- _WRITTEN EXERCISE_
Reproduce the complete listing without any deviation.

- _ENTRIES SHOWN_
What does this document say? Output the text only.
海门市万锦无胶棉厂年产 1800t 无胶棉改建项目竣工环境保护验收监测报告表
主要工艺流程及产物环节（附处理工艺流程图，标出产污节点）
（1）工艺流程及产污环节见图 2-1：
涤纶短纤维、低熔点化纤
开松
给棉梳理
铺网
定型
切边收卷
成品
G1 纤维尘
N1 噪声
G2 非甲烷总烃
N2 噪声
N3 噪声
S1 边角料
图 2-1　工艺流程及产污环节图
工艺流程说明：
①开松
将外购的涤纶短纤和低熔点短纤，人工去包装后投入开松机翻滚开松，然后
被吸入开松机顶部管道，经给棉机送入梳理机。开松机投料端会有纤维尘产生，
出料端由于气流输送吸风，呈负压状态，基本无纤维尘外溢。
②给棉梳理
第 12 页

- _SOLUTION FOR THIS PROBLEM_
What does this document say? Output the text only.
海门市万锦无胶棉厂年产 1800t 无胶棉改建项目竣工环境保护验收监测报告表
主要工艺流程及产物环节（附处理工艺流程图，标出产污节点）
（1）工艺流程及产污环节见图 2-1：
涤纶短纤维、低熔点化纤
开松
给棉梳理
铺网
定型
切边收卷
成品
G1 纤维尘
N1 噪声
G2 非甲烷总烃
N2 噪声
N3 噪声
S1 边角料
图 2-1　工艺流程及产污环节图
工艺流程说明：
①开松
将外购的涤纶短纤和低熔点短纤，人工去包装后投入开松机翻滚开松，然后
被吸入开松机顶部管道，经给棉机送入梳理机。开松机投料端会有纤维尘产生，
出料端由于气流输送吸风，呈负压状态，基本无纤维尘外溢。
②给棉梳理
第 12 页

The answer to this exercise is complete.